§ Written instruction
Write the next part of the forum post below about Java thread pools and controlling the number of running threads, starting after its final sentence.
------ Selected passage
Java ThreadPool concepts, and issues with controlling the number of actual threads

I am a newbie to Java concurrency and am a bit confused by several concepts and implementation issues here. Hope you guys can help.
Say, I have a list of tasks stored in a thread-safe list wrapper:
ListWrapper jobs = ....
'ListWrapper' has synchronized fetch/push/append functions, and this 'jobs' object will be shared by multiple worker threads.
And I have a worker 'Runnable' to execute the tasks:
public class Worker implements Runnable{
private ListWrapper jobs;
public Worker(ListWrapper l){
this.jobs=l;
}
public void run(){
while(! jobs.isEmpty()){
//fetch an item from jobs and do sth...
}
}
}
Now in the main function I execute the tasks:
int NTHREADS =10;
ExecutorService service= Executors.newFixedThreadPool(NTHREADS);
//run threads..
int x=3;
for(int i=0; i<x; i++){
service.execute(new Worker(jobs) );
}
I tested this code with 'x=3', and I found that only 3 threads are running at the same time; but as I set 'x=20', I found that only 10 (=NTHREADS) are running at the same time. Seems to me the # of actual threads is the min of the two values.
Now my questions are:
1) Which value ('x' or 'NTHREADS') should I set to control the number of concurrent threads? Or it doesn't matter in either I choose?
2) How is this approach different from simply using the Producer-Consumer pattern --creating a fixed number of 'stud' threads to execute the tasks(shown in the code below)?
Thread t1= new Worker(jobs);
Thread t2= new Worker(jobs);
...
t1.join();
t2.join();
...
Thank you very much!!
------------
------ Raw data
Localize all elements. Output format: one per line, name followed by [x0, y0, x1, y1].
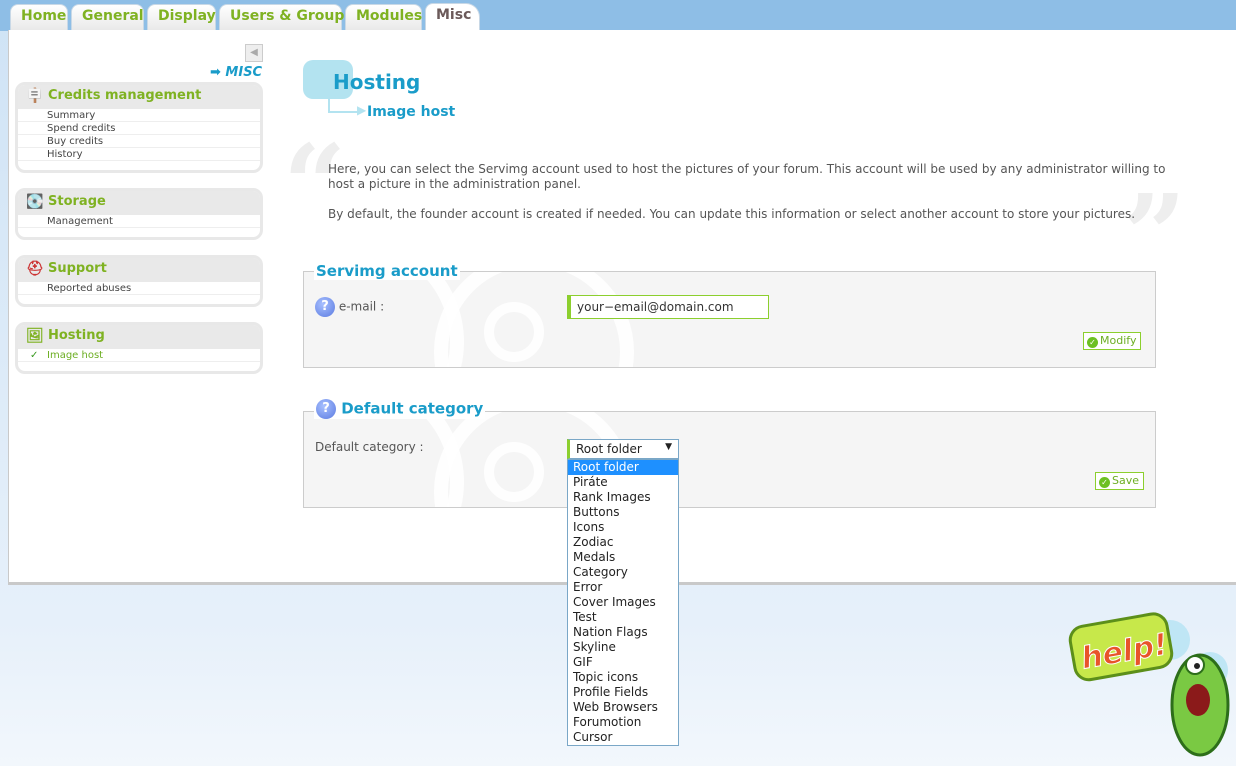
------------
§ Exercise result
[[ There are some good answers here but I thought I'd add some more detail. ]]
I tested this code with 'x=3', and I found that only 3 threads are running at the same time; but as I set 'x=20', I found that only 10 (=NTHREADS) are running at the same time. Seems to me the # of actual threads is the min of the two values.
No, not really. I suspect that the reason you weren't seeing 20 threads is that threads had already finished or had yet to be started. If you call new Thread(...).start() 20 times then you will get 20 threads started. However, if you check immediately none of them may have actually begun to run or if you check later they may have finished.
1) Which value ('x' or 'NTHREADS') should I set to control the number of concurrent threads? Or it doesn't matter in either I choose?
Quoting the Javadocs of Executors.newFixedThreadPool(...):
Creates a thread pool that reuses a fixed number of threads operating off a shared unbounded queue. At any point, at most nThreads threads will be active processing tasks.
So changing the NTHREADS constant changes the number of threads running in the pool. Changing x changes the number of jobs that are executed by those threads. You could have 2 threads in the pool and submit 1000 jobs or you could have 1000 threads and only submit 1 job for them to work on.
Btw, after you have submitted all of your jobs, you should then shutdown the pool which stops all of the threads if all of the jobs have been run.
service.shutdown();
2) How is this approach different from simply using the Producer-Consumer pattern --creating a fixed number of 'stud' threads to execute the tasks(shown in the code below)?
It differs in that it does all of the heavy work for you.
You don't have to create a ListWrapper of the jobs since you get one inside of the ExecutorService. You just submit the jobs to the ExecutorService and it keeps track of them until the threads are available to run them.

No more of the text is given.